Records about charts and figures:
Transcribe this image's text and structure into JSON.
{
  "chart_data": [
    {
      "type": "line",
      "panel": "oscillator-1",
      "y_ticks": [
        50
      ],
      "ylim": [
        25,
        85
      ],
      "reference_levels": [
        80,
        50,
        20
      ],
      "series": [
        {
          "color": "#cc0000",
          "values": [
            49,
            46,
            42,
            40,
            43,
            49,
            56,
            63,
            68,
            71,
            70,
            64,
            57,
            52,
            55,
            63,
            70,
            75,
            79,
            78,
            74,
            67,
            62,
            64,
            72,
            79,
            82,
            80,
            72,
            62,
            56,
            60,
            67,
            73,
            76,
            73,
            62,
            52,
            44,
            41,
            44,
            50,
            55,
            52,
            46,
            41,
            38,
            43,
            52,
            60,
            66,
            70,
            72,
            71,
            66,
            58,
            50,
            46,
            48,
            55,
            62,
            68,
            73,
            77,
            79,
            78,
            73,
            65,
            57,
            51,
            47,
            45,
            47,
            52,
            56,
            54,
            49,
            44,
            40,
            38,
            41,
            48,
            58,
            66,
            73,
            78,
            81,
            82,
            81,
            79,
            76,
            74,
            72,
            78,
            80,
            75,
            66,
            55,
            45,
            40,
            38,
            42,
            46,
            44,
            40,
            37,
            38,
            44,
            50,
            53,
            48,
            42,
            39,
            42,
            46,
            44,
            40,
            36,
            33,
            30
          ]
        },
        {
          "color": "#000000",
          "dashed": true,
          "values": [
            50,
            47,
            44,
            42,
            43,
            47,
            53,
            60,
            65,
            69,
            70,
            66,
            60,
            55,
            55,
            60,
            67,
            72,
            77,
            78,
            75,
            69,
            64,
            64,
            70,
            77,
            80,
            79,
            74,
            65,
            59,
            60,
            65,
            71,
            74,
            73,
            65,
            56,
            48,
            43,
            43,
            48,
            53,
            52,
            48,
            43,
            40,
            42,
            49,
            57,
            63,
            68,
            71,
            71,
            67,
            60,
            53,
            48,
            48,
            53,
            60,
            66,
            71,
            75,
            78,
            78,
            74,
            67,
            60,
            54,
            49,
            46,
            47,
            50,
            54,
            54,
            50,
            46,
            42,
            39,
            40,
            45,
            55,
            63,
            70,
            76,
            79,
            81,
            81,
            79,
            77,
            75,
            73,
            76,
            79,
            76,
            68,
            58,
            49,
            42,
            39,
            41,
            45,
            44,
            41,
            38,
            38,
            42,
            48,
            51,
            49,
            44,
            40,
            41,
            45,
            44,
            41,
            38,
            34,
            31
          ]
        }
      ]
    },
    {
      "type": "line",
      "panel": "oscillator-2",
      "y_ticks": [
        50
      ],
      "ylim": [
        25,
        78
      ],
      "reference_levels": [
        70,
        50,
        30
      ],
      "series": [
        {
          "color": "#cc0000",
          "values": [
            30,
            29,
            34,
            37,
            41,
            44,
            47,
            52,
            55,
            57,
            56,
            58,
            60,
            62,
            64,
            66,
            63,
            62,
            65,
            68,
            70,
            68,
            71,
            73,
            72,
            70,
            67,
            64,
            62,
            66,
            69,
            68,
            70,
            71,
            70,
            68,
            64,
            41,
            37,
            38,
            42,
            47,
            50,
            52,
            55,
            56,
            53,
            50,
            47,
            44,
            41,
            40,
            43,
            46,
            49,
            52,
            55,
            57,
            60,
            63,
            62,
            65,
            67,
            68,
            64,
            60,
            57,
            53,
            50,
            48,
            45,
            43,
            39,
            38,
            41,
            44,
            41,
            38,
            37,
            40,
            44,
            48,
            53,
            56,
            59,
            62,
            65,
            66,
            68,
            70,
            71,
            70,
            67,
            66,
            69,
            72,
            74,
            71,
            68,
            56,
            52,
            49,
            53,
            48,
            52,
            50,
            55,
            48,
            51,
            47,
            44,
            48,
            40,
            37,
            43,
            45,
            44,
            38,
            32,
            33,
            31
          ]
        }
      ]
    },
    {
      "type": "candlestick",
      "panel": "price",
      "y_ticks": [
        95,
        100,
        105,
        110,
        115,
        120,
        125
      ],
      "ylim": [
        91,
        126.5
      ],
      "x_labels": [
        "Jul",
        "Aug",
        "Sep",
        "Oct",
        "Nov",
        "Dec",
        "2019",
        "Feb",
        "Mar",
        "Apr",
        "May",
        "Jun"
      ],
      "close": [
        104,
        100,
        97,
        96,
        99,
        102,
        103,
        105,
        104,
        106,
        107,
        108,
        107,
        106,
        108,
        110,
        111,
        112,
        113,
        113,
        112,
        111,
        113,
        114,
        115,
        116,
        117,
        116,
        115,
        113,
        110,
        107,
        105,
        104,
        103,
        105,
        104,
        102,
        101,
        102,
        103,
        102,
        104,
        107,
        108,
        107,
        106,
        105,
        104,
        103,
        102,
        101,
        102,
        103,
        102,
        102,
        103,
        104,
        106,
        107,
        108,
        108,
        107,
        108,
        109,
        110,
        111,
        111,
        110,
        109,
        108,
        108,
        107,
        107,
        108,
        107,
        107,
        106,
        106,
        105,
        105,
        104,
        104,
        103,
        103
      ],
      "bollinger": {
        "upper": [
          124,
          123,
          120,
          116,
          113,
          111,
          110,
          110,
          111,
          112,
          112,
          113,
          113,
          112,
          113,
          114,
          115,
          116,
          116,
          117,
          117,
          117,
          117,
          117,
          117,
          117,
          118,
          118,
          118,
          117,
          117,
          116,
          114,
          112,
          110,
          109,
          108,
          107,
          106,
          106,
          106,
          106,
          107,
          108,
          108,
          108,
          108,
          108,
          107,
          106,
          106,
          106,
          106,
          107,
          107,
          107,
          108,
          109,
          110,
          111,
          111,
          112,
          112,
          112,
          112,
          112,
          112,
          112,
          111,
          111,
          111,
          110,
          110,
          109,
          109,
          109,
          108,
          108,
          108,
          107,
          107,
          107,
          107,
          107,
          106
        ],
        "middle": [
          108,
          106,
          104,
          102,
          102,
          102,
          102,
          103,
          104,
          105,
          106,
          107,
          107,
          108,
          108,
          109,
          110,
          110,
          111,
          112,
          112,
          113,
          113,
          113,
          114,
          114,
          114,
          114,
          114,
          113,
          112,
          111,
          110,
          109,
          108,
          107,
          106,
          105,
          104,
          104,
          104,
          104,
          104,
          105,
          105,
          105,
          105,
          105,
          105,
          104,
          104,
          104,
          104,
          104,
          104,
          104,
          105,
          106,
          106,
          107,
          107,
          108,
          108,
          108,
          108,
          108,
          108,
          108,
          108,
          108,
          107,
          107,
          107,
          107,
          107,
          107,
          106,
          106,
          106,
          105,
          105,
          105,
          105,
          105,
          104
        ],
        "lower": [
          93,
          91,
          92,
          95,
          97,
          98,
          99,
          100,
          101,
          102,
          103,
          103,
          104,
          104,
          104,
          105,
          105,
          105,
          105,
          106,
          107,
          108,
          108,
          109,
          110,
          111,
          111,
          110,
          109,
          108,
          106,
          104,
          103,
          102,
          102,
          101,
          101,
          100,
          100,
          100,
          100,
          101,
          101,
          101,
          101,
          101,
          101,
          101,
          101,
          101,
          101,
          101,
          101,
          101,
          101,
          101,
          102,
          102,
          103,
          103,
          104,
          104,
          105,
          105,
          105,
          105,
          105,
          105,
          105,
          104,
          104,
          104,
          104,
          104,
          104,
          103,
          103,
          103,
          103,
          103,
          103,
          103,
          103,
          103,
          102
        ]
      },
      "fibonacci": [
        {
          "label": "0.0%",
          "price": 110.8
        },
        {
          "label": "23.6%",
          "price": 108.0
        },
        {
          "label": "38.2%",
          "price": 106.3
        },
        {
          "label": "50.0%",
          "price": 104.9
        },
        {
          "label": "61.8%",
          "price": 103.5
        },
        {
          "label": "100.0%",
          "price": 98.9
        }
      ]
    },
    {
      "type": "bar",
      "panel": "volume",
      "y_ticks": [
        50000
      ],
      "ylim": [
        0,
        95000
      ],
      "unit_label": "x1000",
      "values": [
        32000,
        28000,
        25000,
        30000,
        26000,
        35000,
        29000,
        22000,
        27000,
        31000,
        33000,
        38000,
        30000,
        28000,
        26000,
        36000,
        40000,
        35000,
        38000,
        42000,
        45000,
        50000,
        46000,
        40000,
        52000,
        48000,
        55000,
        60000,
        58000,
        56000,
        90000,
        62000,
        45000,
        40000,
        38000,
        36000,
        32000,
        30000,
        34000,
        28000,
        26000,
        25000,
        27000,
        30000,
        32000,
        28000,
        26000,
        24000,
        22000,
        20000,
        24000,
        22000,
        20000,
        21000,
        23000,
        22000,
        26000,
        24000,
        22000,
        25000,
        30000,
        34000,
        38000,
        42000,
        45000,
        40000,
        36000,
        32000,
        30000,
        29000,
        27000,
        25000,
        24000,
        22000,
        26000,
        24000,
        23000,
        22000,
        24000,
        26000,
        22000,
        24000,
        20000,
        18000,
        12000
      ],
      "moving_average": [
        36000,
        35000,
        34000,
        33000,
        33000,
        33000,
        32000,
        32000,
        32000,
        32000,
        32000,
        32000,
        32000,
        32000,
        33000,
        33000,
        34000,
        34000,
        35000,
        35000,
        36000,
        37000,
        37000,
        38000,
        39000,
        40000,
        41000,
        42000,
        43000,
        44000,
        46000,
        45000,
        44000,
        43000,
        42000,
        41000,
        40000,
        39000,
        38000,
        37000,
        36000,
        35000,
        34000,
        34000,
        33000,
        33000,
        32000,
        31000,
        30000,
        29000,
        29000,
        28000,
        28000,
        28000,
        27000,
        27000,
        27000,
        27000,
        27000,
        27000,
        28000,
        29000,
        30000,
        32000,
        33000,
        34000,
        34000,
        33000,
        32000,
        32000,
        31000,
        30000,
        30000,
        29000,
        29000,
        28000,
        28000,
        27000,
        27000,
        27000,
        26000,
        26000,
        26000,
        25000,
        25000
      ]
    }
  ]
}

▶ _What the task asks_:
Extract every line containing the string "oscillator" from the data above.

▶ _Answer for the task_:
      "panel": "oscillator-1",
      "panel": "oscillator-2",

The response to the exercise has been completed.